=== GIVEN RECORDS ===
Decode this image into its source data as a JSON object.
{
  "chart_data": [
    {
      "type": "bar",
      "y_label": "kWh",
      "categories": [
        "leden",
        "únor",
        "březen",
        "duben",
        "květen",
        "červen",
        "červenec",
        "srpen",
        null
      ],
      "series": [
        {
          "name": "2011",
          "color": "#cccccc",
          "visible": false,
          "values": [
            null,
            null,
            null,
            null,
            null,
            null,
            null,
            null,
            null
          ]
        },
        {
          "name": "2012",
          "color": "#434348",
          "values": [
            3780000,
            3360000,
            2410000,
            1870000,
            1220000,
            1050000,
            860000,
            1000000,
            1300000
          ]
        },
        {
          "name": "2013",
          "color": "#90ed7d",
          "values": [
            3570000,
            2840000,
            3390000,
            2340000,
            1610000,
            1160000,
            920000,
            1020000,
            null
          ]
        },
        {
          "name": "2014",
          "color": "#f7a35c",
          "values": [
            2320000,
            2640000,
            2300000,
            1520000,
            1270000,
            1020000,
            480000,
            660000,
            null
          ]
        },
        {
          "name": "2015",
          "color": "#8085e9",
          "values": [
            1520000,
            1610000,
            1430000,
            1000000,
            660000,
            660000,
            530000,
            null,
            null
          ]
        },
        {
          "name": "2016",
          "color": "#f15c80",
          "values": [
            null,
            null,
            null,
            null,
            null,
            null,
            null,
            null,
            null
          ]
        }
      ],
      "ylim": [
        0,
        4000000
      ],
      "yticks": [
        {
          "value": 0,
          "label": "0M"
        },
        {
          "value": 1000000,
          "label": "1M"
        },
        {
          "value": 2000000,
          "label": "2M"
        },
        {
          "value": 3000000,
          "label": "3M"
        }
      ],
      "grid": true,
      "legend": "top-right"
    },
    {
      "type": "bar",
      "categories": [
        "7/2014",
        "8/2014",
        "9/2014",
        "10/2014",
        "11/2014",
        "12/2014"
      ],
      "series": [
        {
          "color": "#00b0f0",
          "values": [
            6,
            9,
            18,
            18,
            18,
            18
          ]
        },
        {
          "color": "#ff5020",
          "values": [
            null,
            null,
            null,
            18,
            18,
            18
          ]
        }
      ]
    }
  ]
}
===
GIVEN TASK | Every line above should be written out again exactly as it stands.

THE OUTPUT |
Decode this image into its source data as a JSON object.
{
  "chart_data": [
    {
      "type": "bar",
      "y_label": "kWh",
      "categories": [
        "leden",
        "únor",
        "březen",
        "duben",
        "květen",
        "červen",
        "červenec",
        "srpen",
        null
      ],
      "series": [
        {
          "name": "2011",
          "color": "#cccccc",
          "visible": false,
          "values": [
            null,
            null,
            null,
            null,
            null,
            null,
            null,
            null,
            null
          ]
        },
        {
          "name": "2012",
          "color": "#434348",
          "values": [
            3780000,
            3360000,
            2410000,
            1870000,
            1220000,
            1050000,
            860000,
            1000000,
            1300000
          ]
        },
        {
          "name": "2013",
          "color": "#90ed7d",
          "values": [
            3570000,
            2840000,
            3390000,
            2340000,
            1610000,
            1160000,
            920000,
            1020000,
            null
          ]
        },
        {
          "name": "2014",
          "color": "#f7a35c",
          "values": [
            2320000,
            2640000,
            2300000,
            1520000,
            1270000,
            1020000,
            480000,
            660000,
            null
          ]
        },
        {
          "name": "2015",
          "color": "#8085e9",
          "values": [
            1520000,
            1610000,
            1430000,
            1000000,
            660000,
            660000,
            530000,
            null,
            null
          ]
        },
        {
          "name": "2016",
          "color": "#f15c80",
          "values": [
            null,
            null,
            null,
            null,
            null,
            null,
            null,
            null,
            null
          ]
        }
      ],
      "ylim": [
        0,
        4000000
      ],
      "yticks": [
        {
          "value": 0,
          "label": "0M"
        },
        {
          "value": 1000000,
          "label": "1M"
        },
        {
          "value": 2000000,
          "label": "2M"
        },
        {
          "value": 3000000,
          "label": "3M"
        }
      ],
      "grid": true,
      "legend": "top-right"
    },
    {
      "type": "bar",
      "categories": [
        "7/2014",
        "8/2014",
        "9/2014",
        "10/2014",
        "11/2014",
        "12/2014"
      ],
      "series": [
        {
          "color": "#00b0f0",
          "values": [
            6,
            9,
            18,
            18,
            18,
            18
          ]
        },
        {
          "color": "#ff5020",
          "values": [
            null,
            null,
            null,
            18,
            18,
            18
          ]
        }
      ]
    }
  ]
}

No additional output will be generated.